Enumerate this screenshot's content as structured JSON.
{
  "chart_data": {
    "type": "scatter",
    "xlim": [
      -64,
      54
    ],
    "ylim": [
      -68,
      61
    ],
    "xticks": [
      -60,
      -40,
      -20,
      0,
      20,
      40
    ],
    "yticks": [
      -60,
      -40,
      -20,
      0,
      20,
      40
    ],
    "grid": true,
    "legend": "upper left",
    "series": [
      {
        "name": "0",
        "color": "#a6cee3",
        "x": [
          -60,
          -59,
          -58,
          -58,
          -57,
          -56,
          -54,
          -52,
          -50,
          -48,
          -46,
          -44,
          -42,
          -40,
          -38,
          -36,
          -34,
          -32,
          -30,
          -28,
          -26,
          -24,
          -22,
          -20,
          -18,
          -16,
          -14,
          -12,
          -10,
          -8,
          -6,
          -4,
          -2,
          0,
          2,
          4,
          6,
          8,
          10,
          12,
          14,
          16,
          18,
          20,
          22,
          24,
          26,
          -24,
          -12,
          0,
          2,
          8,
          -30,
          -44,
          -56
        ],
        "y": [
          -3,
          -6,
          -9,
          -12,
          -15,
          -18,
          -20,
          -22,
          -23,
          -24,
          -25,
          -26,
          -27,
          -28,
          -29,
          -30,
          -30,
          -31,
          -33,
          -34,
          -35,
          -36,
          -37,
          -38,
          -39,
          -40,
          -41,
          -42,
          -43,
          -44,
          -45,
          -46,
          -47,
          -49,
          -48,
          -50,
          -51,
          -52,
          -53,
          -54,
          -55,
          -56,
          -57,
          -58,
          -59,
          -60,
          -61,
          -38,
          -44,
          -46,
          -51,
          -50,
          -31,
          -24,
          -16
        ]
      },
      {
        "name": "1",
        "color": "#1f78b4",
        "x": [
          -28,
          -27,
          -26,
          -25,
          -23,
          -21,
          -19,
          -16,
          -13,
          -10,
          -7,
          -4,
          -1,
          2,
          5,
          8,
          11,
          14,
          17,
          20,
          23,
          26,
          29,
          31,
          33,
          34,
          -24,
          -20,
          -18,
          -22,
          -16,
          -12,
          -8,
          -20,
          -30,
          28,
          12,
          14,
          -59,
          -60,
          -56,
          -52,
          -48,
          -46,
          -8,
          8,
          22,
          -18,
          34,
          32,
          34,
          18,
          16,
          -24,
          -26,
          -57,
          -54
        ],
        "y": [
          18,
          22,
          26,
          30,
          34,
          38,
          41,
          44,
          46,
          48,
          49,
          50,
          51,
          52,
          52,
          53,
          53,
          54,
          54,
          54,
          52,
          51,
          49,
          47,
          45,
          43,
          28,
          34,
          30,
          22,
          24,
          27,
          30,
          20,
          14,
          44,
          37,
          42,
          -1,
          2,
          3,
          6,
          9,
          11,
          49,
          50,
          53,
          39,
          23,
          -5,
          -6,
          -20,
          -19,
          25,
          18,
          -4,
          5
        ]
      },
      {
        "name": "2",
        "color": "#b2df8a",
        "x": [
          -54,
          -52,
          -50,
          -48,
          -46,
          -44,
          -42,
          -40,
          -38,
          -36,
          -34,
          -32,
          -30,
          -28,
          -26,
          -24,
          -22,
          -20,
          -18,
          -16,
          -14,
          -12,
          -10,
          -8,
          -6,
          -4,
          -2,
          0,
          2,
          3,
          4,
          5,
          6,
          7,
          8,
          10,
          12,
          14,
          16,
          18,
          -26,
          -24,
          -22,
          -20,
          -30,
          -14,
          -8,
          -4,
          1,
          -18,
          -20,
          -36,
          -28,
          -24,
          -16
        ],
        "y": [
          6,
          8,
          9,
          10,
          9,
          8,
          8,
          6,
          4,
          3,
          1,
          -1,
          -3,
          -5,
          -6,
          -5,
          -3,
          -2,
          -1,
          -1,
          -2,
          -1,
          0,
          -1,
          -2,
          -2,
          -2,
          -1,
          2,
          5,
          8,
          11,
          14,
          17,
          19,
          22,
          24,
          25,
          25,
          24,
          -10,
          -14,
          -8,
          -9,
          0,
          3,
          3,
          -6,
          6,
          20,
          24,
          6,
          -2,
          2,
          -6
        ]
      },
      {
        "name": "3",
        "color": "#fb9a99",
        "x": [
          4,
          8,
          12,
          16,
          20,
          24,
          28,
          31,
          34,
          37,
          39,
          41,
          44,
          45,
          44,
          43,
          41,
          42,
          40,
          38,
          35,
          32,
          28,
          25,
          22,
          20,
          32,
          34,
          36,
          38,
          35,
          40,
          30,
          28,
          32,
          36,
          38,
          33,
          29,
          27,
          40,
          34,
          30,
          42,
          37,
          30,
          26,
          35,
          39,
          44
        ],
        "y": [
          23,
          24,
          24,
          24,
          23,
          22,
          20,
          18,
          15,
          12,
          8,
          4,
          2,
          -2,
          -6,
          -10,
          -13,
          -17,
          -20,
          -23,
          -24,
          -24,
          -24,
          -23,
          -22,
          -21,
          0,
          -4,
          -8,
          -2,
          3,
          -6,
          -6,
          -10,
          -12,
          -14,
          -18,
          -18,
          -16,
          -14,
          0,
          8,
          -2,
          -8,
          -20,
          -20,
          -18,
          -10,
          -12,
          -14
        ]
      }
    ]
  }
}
□ □ □
AIM
Scan the listing above. Gather each line that contains the word "color".

FINAL RESULT
        "color": "#a6cee3",
        "color": "#1f78b4",
        "color": "#b2df8a",
        "color": "#fb9a99",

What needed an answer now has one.